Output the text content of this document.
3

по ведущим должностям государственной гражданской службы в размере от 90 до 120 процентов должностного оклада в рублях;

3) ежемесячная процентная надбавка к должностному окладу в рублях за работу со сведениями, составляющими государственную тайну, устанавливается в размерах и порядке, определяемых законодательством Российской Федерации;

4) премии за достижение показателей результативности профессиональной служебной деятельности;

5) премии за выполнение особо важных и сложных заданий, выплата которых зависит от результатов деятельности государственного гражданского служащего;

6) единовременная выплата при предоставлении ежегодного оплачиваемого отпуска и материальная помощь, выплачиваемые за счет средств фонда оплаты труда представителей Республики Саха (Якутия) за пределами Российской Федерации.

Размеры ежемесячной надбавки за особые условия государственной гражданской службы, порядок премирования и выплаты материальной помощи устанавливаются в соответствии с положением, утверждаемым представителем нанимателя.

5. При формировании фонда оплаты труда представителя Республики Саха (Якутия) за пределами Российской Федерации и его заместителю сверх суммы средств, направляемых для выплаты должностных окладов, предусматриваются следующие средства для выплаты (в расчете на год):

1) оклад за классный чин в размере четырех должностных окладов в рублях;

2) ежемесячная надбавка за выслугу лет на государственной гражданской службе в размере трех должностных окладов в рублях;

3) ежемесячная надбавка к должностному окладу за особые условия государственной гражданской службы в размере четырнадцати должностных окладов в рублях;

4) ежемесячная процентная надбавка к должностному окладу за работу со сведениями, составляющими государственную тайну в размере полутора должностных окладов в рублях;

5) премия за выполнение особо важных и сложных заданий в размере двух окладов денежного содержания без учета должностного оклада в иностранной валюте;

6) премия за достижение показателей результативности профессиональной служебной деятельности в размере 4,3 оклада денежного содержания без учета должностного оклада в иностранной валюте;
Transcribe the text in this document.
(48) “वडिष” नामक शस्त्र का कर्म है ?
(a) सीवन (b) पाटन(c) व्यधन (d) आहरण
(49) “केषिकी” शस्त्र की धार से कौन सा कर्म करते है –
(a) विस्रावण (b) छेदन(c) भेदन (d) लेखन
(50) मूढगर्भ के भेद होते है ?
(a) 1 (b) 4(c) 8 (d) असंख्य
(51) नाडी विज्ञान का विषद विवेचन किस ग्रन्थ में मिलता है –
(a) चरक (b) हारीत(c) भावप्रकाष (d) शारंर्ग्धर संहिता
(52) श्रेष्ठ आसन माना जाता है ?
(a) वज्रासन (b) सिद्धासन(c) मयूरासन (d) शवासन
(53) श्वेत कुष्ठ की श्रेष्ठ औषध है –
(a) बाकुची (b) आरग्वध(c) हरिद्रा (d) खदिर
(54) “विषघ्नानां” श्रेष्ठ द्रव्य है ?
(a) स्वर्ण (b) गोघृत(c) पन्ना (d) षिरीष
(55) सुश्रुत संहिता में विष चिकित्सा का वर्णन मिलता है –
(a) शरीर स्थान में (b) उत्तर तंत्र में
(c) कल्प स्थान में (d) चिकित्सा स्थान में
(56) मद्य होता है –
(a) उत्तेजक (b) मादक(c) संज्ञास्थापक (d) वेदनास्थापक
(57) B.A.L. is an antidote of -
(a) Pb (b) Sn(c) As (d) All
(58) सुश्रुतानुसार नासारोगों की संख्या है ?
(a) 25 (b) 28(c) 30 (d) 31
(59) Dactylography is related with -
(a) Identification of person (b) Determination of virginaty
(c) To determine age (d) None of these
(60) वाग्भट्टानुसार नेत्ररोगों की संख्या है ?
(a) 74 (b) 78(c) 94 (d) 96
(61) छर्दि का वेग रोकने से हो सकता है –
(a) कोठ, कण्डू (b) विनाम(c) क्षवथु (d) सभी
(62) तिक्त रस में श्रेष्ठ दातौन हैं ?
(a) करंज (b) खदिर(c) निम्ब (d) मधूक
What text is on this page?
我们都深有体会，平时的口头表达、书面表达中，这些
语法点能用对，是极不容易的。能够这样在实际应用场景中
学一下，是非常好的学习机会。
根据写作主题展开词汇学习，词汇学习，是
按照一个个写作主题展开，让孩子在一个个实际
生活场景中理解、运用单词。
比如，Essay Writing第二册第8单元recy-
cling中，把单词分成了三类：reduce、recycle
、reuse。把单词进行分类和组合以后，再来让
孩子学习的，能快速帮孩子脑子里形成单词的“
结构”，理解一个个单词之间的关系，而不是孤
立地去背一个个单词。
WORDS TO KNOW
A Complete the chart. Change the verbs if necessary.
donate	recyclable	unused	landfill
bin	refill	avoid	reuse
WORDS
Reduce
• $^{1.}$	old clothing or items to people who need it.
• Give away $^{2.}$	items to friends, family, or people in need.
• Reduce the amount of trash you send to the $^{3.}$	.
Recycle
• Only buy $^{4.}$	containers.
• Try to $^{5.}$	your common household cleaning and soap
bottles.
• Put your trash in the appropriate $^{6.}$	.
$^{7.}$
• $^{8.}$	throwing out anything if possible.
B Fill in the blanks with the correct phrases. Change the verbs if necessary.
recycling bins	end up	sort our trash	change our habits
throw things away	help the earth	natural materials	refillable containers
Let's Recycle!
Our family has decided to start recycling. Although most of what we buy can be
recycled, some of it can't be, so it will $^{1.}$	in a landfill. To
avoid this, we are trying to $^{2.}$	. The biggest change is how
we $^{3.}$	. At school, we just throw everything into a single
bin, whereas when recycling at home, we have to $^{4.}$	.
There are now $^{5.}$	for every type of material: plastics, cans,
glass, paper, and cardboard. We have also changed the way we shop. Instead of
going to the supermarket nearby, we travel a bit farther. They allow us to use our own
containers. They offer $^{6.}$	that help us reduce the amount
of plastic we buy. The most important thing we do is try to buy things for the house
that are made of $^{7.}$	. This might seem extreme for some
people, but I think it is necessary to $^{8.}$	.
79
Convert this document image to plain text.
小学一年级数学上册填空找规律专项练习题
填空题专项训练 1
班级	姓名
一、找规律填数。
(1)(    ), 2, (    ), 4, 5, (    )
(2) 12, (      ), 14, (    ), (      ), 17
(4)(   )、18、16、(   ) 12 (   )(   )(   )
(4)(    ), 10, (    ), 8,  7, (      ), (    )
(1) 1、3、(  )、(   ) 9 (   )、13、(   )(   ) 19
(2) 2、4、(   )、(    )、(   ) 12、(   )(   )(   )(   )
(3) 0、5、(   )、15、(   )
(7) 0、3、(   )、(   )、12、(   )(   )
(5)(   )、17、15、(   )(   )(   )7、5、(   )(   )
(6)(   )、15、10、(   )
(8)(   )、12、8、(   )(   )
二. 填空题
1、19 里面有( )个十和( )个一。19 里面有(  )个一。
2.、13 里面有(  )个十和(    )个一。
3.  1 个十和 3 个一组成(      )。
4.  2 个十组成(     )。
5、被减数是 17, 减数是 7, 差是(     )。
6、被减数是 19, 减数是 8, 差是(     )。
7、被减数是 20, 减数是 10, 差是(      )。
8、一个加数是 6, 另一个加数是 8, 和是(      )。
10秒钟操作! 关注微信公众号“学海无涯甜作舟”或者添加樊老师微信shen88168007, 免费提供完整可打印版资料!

.....

REQUIREMENT: Recopy all the lines exactly as they appear.

SOLUTION TO THIS TASK:
Output the text content of this document.
3

по ведущим должностям государственной гражданской службы в размере от 90 до 120 процентов должностного оклада в рублях;

3) ежемесячная процентная надбавка к должностному окладу в рублях за работу со сведениями, составляющими государственную тайну, устанавливается в размерах и порядке, определяемых законодательством Российской Федерации;

4) премии за достижение показателей результативности профессиональной служебной деятельности;

5) премии за выполнение особо важных и сложных заданий, выплата которых зависит от результатов деятельности государственного гражданского служащего;

6) единовременная выплата при предоставлении ежегодного оплачиваемого отпуска и материальная помощь, выплачиваемые за счет средств фонда оплаты труда представителей Республики Саха (Якутия) за пределами Российской Федерации.

Размеры ежемесячной надбавки за особые условия государственной гражданской службы, порядок премирования и выплаты материальной помощи устанавливаются в соответствии с положением, утверждаемым представителем нанимателя.

5. При формировании фонда оплаты труда представителя Республики Саха (Якутия) за пределами Российской Федерации и его заместителю сверх суммы средств, направляемых для выплаты должностных окладов, предусматриваются следующие средства для выплаты (в расчете на год):

1) оклад за классный чин в размере четырех должностных окладов в рублях;

2) ежемесячная надбавка за выслугу лет на государственной гражданской службе в размере трех должностных окладов в рублях;

3) ежемесячная надбавка к должностному окладу за особые условия государственной гражданской службы в размере четырнадцати должностных окладов в рублях;

4) ежемесячная процентная надбавка к должностному окладу за работу со сведениями, составляющими государственную тайну в размере полутора должностных окладов в рублях;

5) премия за выполнение особо важных и сложных заданий в размере двух окладов денежного содержания без учета должностного оклада в иностранной валюте;

6) премия за достижение показателей результативности профессиональной служебной деятельности в размере 4,3 оклада денежного содержания без учета должностного оклада в иностранной валюте;
Transcribe the text in this document.
(48) “वडिष” नामक शस्त्र का कर्म है ?
(a) सीवन (b) पाटन(c) व्यधन (d) आहरण
(49) “केषिकी” शस्त्र की धार से कौन सा कर्म करते है –
(a) विस्रावण (b) छेदन(c) भेदन (d) लेखन
(50) मूढगर्भ के भेद होते है ?
(a) 1 (b) 4(c) 8 (d) असंख्य
(51) नाडी विज्ञान का विषद विवेचन किस ग्रन्थ में मिलता है –
(a) चरक (b) हारीत(c) भावप्रकाष (d) शारंर्ग्धर संहिता
(52) श्रेष्ठ आसन माना जाता है ?
(a) वज्रासन (b) सिद्धासन(c) मयूरासन (d) शवासन
(53) श्वेत कुष्ठ की श्रेष्ठ औषध है –
(a) बाकुची (b) आरग्वध(c) हरिद्रा (d) खदिर
(54) “विषघ्नानां” श्रेष्ठ द्रव्य है ?
(a) स्वर्ण (b) गोघृत(c) पन्ना (d) षिरीष
(55) सुश्रुत संहिता में विष चिकित्सा का वर्णन मिलता है –
(a) शरीर स्थान में (b) उत्तर तंत्र में
(c) कल्प स्थान में (d) चिकित्सा स्थान में
(56) मद्य होता है –
(a) उत्तेजक (b) मादक(c) संज्ञास्थापक (d) वेदनास्थापक
(57) B.A.L. is an antidote of -
(a) Pb (b) Sn(c) As (d) All
(58) सुश्रुतानुसार नासारोगों की संख्या है ?
(a) 25 (b) 28(c) 30 (d) 31
(59) Dactylography is related with -
(a) Identification of person (b) Determination of virginaty
(c) To determine age (d) None of these
(60) वाग्भट्टानुसार नेत्ररोगों की संख्या है ?
(a) 74 (b) 78(c) 94 (d) 96
(61) छर्दि का वेग रोकने से हो सकता है –
(a) कोठ, कण्डू (b) विनाम(c) क्षवथु (d) सभी
(62) तिक्त रस में श्रेष्ठ दातौन हैं ?
(a) करंज (b) खदिर(c) निम्ब (d) मधूक
What text is on this page?
我们都深有体会，平时的口头表达、书面表达中，这些
语法点能用对，是极不容易的。能够这样在实际应用场景中
学一下，是非常好的学习机会。
根据写作主题展开词汇学习，词汇学习，是
按照一个个写作主题展开，让孩子在一个个实际
生活场景中理解、运用单词。
比如，Essay Writing第二册第8单元recy-
cling中，把单词分成了三类：reduce、recycle
、reuse。把单词进行分类和组合以后，再来让
孩子学习的，能快速帮孩子脑子里形成单词的“
结构”，理解一个个单词之间的关系，而不是孤
立地去背一个个单词。
WORDS TO KNOW
A Complete the chart. Change the verbs if necessary.
donate	recyclable	unused	landfill
bin	refill	avoid	reuse
WORDS
Reduce
• $^{1.}$	old clothing or items to people who need it.
• Give away $^{2.}$	items to friends, family, or people in need.
• Reduce the amount of trash you send to the $^{3.}$	.
Recycle
• Only buy $^{4.}$	containers.
• Try to $^{5.}$	your common household cleaning and soap
bottles.
• Put your trash in the appropriate $^{6.}$	.
$^{7.}$
• $^{8.}$	throwing out anything if possible.
B Fill in the blanks with the correct phrases. Change the verbs if necessary.
recycling bins	end up	sort our trash	change our habits
throw things away	help the earth	natural materials	refillable containers
Let's Recycle!
Our family has decided to start recycling. Although most of what we buy can be
recycled, some of it can't be, so it will $^{1.}$	in a landfill. To
avoid this, we are trying to $^{2.}$	. The biggest change is how
we $^{3.}$	. At school, we just throw everything into a single
bin, whereas when recycling at home, we have to $^{4.}$	.
There are now $^{5.}$	for every type of material: plastics, cans,
glass, paper, and cardboard. We have also changed the way we shop. Instead of
going to the supermarket nearby, we travel a bit farther. They allow us to use our own
containers. They offer $^{6.}$	that help us reduce the amount
of plastic we buy. The most important thing we do is try to buy things for the house
that are made of $^{7.}$	. This might seem extreme for some
people, but I think it is necessary to $^{8.}$	.
79
Convert this document image to plain text.
小学一年级数学上册填空找规律专项练习题
填空题专项训练 1
班级	姓名
一、找规律填数。
(1)(    ), 2, (    ), 4, 5, (    )
(2) 12, (      ), 14, (    ), (      ), 17
(4)(   )、18、16、(   ) 12 (   )(   )(   )
(4)(    ), 10, (    ), 8,  7, (      ), (    )
(1) 1、3、(  )、(   ) 9 (   )、13、(   )(   ) 19
(2) 2、4、(   )、(    )、(   ) 12、(   )(   )(   )(   )
(3) 0、5、(   )、15、(   )
(7) 0、3、(   )、(   )、12、(   )(   )
(5)(   )、17、15、(   )(   )(   )7、5、(   )(   )
(6)(   )、15、10、(   )
(8)(   )、12、8、(   )(   )
二. 填空题
1、19 里面有( )个十和( )个一。19 里面有(  )个一。
2.、13 里面有(  )个十和(    )个一。
3.  1 个十和 3 个一组成(      )。
4.  2 个十组成(     )。
5、被减数是 17, 减数是 7, 差是(     )。
6、被减数是 19, 减数是 8, 差是(     )。
7、被减数是 20, 减数是 10, 差是(      )。
8、一个加数是 6, 另一个加数是 8, 和是(      )。
10秒钟操作! 关注微信公众号“学海无涯甜作舟”或者添加樊老师微信shen88168007, 免费提供完整可打印版资料!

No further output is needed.